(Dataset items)
(begin)

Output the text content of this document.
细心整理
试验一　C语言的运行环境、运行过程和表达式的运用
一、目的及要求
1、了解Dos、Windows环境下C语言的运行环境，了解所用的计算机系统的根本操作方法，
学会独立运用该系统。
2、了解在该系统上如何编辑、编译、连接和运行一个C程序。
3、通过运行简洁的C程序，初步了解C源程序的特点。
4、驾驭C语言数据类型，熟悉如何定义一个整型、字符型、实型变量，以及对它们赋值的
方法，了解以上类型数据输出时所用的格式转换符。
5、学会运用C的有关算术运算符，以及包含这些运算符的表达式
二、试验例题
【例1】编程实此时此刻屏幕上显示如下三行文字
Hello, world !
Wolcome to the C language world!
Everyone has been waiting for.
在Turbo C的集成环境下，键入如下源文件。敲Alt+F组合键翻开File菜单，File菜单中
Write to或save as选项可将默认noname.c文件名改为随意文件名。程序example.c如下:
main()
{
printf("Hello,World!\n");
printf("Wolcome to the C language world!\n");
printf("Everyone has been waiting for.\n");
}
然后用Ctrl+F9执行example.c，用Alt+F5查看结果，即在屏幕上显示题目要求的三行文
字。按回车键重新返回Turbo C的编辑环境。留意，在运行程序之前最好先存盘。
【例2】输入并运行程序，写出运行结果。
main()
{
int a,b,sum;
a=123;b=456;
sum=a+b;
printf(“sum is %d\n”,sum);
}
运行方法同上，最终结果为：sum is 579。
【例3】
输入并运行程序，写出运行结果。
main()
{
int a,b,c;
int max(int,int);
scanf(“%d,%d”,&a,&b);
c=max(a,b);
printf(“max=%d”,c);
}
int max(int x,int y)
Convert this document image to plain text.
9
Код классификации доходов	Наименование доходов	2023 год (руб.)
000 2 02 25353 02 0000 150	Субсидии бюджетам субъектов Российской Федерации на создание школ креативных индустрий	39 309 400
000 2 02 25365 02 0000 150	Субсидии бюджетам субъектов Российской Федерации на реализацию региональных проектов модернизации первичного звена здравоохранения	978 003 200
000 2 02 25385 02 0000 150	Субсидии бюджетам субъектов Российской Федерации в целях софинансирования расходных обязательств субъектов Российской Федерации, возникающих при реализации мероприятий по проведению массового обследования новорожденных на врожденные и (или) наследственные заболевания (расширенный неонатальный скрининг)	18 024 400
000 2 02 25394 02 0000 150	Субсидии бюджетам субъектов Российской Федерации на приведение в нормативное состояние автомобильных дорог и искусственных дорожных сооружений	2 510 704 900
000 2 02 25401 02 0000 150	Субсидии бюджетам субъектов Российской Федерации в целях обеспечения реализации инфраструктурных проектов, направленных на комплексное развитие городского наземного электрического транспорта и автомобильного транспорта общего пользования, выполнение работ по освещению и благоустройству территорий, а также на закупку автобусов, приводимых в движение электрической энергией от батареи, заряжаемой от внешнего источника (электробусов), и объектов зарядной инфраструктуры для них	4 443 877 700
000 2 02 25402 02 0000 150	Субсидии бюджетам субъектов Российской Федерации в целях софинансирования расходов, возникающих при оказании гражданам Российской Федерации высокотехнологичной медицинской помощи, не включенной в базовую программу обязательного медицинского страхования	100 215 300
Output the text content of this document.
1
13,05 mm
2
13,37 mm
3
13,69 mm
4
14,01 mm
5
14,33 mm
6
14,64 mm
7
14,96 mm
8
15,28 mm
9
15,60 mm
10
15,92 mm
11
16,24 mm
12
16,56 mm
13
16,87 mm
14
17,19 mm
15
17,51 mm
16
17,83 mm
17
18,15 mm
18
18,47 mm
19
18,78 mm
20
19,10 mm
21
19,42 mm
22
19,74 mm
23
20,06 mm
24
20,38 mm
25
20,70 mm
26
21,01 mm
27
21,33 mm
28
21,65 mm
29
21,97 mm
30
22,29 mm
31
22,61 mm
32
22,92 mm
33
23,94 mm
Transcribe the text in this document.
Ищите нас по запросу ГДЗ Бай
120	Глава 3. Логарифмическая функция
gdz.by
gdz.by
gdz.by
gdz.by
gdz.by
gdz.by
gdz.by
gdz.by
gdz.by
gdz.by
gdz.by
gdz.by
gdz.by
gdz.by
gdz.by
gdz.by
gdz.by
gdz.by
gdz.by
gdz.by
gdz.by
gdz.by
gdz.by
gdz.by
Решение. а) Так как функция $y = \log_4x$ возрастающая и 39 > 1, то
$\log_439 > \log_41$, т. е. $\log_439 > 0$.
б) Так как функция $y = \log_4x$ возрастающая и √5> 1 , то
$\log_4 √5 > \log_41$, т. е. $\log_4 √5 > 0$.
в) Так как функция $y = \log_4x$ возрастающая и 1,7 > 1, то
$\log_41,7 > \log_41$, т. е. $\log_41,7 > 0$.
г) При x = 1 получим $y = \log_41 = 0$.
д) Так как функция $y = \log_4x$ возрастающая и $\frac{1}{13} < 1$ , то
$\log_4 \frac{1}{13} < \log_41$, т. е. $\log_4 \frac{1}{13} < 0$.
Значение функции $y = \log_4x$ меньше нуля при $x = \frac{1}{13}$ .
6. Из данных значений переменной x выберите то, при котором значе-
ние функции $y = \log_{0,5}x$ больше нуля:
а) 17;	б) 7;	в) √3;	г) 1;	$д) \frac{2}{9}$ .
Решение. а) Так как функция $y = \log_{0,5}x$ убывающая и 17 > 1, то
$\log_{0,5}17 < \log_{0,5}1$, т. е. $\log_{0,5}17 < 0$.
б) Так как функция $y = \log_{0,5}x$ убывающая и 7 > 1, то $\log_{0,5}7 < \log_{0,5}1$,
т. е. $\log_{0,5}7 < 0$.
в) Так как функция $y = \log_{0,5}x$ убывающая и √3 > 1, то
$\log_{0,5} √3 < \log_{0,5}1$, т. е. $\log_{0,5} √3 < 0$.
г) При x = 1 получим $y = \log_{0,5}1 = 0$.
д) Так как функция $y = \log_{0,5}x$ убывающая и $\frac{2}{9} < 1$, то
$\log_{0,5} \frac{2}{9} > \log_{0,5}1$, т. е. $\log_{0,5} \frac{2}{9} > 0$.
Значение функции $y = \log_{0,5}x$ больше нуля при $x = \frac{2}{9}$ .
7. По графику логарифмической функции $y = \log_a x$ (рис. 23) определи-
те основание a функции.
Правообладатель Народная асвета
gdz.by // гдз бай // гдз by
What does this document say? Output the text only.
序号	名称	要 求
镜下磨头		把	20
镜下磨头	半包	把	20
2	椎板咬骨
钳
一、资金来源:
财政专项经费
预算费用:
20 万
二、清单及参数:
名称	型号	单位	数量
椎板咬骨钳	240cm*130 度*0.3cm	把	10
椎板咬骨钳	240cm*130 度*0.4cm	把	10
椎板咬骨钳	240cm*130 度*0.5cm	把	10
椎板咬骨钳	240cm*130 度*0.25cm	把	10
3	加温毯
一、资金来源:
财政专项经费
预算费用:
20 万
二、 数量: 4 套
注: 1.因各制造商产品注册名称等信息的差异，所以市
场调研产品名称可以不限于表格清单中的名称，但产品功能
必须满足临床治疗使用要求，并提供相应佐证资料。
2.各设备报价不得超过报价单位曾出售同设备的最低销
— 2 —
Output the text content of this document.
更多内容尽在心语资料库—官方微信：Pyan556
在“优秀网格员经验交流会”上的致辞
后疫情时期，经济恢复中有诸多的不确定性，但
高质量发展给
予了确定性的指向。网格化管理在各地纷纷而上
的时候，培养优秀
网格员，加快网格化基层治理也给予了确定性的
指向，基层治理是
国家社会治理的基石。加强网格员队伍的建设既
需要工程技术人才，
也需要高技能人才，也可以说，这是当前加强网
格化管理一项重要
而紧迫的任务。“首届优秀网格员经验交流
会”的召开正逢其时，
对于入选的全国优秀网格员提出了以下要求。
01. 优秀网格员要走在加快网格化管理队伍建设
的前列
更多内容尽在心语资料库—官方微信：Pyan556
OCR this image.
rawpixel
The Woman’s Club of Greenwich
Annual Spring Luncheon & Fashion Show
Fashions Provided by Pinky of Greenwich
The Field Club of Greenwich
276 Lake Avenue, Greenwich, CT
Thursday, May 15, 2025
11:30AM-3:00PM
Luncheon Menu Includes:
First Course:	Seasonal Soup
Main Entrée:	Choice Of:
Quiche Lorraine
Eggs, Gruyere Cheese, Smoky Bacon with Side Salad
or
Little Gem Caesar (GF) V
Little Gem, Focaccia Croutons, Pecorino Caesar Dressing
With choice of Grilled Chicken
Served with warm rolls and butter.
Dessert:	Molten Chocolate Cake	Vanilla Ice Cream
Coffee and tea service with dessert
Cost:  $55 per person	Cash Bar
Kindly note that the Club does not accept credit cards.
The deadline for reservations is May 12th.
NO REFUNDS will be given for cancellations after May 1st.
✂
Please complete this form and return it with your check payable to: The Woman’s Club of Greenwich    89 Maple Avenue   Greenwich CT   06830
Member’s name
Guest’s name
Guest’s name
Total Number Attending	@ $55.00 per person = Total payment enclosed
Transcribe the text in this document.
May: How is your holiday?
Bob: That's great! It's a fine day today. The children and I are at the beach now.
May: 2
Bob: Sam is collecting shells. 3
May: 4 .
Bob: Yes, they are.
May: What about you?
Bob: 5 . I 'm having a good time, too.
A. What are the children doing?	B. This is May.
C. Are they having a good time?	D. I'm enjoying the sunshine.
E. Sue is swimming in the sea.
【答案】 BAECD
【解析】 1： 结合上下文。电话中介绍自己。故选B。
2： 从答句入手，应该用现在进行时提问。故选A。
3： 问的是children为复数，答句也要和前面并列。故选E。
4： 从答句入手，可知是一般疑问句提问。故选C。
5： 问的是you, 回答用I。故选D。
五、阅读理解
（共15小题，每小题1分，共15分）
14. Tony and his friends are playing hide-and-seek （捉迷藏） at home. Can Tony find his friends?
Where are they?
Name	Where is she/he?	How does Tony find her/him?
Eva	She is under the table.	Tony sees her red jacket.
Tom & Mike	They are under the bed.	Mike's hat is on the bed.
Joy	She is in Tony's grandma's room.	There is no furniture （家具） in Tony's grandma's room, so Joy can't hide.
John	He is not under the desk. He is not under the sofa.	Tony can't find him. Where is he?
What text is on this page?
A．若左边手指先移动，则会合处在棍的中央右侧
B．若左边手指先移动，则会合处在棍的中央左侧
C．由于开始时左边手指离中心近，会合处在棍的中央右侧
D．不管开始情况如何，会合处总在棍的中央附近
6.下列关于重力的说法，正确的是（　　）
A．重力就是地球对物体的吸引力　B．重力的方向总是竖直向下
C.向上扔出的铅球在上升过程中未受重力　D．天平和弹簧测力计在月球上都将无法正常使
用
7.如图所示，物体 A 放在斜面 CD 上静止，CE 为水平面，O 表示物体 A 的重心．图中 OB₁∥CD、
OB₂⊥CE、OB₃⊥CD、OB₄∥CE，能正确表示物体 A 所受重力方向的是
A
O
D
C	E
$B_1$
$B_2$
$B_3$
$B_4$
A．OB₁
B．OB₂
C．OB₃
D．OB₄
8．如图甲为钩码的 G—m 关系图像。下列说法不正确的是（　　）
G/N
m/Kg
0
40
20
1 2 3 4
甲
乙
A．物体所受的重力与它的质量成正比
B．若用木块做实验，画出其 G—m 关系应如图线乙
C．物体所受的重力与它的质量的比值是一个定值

(end)

» Stated exercise
Find every line in the records that has the string "получим", then state how many there are and nothing else.

» Answer to this exercise
2